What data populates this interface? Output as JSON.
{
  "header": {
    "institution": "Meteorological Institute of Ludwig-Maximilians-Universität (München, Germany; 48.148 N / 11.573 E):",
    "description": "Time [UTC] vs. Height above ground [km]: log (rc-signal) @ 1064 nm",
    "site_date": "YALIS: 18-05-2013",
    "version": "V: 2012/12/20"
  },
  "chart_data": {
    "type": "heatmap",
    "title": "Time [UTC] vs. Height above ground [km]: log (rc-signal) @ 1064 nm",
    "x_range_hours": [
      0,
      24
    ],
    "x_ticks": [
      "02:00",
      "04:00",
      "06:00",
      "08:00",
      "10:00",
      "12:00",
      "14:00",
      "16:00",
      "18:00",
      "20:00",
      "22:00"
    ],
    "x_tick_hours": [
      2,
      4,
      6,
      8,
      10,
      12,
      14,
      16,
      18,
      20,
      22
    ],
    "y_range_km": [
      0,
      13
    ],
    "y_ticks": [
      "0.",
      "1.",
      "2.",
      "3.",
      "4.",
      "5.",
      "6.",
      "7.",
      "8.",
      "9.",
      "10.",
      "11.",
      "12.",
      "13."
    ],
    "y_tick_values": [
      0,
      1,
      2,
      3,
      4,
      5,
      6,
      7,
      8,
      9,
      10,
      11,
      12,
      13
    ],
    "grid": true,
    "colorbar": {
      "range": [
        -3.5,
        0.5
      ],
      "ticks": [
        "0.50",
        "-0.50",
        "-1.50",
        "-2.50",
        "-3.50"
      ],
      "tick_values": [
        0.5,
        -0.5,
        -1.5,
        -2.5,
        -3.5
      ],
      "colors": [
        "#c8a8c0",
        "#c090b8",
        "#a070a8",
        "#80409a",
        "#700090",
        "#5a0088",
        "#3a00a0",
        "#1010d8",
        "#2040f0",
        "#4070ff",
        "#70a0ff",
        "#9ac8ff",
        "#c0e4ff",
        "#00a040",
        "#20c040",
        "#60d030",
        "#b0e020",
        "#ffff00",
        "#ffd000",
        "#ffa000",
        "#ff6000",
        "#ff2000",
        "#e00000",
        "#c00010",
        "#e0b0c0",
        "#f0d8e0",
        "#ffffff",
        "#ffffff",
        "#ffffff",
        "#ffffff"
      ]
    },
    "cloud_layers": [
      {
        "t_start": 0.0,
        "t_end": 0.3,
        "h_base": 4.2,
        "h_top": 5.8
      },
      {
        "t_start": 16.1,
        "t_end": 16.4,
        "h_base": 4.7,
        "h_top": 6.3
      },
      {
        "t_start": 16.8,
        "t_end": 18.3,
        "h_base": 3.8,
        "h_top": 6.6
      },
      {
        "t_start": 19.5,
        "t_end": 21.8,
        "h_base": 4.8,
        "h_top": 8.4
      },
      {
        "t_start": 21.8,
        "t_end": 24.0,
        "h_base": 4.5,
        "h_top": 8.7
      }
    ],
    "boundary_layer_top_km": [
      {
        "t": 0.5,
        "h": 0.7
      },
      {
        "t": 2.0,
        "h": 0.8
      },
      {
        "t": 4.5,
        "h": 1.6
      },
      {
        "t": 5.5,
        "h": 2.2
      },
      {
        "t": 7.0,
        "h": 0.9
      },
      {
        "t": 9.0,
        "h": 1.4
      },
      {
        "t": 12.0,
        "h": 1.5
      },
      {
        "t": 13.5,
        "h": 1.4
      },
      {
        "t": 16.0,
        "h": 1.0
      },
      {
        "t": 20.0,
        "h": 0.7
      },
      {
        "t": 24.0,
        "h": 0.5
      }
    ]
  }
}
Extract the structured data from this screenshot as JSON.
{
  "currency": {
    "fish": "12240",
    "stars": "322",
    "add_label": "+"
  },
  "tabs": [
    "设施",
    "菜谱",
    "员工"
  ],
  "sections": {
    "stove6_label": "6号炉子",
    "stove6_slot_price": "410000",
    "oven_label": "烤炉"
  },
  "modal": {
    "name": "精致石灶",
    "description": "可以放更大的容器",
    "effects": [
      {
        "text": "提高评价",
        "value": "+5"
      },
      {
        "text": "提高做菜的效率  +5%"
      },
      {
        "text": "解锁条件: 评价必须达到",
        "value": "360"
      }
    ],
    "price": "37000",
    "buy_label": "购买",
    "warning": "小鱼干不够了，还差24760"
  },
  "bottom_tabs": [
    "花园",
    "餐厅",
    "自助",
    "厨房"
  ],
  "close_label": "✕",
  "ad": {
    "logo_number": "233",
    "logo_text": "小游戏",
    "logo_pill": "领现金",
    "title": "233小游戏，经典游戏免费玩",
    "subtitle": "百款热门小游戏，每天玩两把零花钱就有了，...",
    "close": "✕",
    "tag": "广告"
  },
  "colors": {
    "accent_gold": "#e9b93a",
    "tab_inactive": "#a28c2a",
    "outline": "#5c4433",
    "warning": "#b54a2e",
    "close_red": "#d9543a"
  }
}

+ + + +

**Written task:**
In the records above, locate the line that contains "Extract the structured". Repeat it and every line after it, exactly, and nothing else.

**Expected output:**
Extract the structured data from this screenshot as JSON.
{
  "currency": {
    "fish": "12240",
    "stars": "322",
    "add_label": "+"
  },
  "tabs": [
    "设施",
    "菜谱",
    "员工"
  ],
  "sections": {
    "stove6_label": "6号炉子",
    "stove6_slot_price": "410000",
    "oven_label": "烤炉"
  },
  "modal": {
    "name": "精致石灶",
    "description": "可以放更大的容器",
    "effects": [
      {
        "text": "提高评价",
        "value": "+5"
      },
      {
        "text": "提高做菜的效率  +5%"
      },
      {
        "text": "解锁条件: 评价必须达到",
        "value": "360"
      }
    ],
    "price": "37000",
    "buy_label": "购买",
    "warning": "小鱼干不够了，还差24760"
  },
  "bottom_tabs": [
    "花园",
    "餐厅",
    "自助",
    "厨房"
  ],
  "close_label": "✕",
  "ad": {
    "logo_number": "233",
    "logo_text": "小游戏",
    "logo_pill": "领现金",
    "title": "233小游戏，经典游戏免费玩",
    "subtitle": "百款热门小游戏，每天玩两把零花钱就有了，...",
    "close": "✕",
    "tag": "广告"
  },
  "colors": {
    "accent_gold": "#e9b93a",
    "tab_inactive": "#a28c2a",
    "outline": "#5c4433",
    "warning": "#b54a2e",
    "close_red": "#d9543a"
  }
}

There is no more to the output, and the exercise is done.